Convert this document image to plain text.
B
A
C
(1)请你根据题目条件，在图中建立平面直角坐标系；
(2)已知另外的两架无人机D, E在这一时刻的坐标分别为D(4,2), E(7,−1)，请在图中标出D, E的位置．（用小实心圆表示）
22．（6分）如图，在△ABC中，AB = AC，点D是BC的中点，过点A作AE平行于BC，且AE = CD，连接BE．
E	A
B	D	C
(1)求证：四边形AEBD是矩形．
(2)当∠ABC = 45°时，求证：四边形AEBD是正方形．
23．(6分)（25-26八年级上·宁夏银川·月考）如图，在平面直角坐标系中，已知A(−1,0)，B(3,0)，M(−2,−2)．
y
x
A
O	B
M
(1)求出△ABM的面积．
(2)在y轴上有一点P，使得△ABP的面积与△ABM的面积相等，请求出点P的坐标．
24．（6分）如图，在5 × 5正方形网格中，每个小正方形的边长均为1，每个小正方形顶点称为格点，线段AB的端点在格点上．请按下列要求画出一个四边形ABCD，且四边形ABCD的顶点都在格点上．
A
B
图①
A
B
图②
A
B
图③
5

----

Reproduce the full listing above, character for character.

# Output of the exercise
Convert this document image to plain text.
B
A
C
(1)请你根据题目条件，在图中建立平面直角坐标系；
(2)已知另外的两架无人机D, E在这一时刻的坐标分别为D(4,2), E(7,−1)，请在图中标出D, E的位置．（用小实心圆表示）
22．（6分）如图，在△ABC中，AB = AC，点D是BC的中点，过点A作AE平行于BC，且AE = CD，连接BE．
E	A
B	D	C
(1)求证：四边形AEBD是矩形．
(2)当∠ABC = 45°时，求证：四边形AEBD是正方形．
23．(6分)（25-26八年级上·宁夏银川·月考）如图，在平面直角坐标系中，已知A(−1,0)，B(3,0)，M(−2,−2)．
y
x
A
O	B
M
(1)求出△ABM的面积．
(2)在y轴上有一点P，使得△ABP的面积与△ABM的面积相等，请求出点P的坐标．
24．（6分）如图，在5 × 5正方形网格中，每个小正方形的边长均为1，每个小正方形顶点称为格点，线段AB的端点在格点上．请按下列要求画出一个四边形ABCD，且四边形ABCD的顶点都在格点上．
A
B
图①
A
B
图②
A
B
图③
5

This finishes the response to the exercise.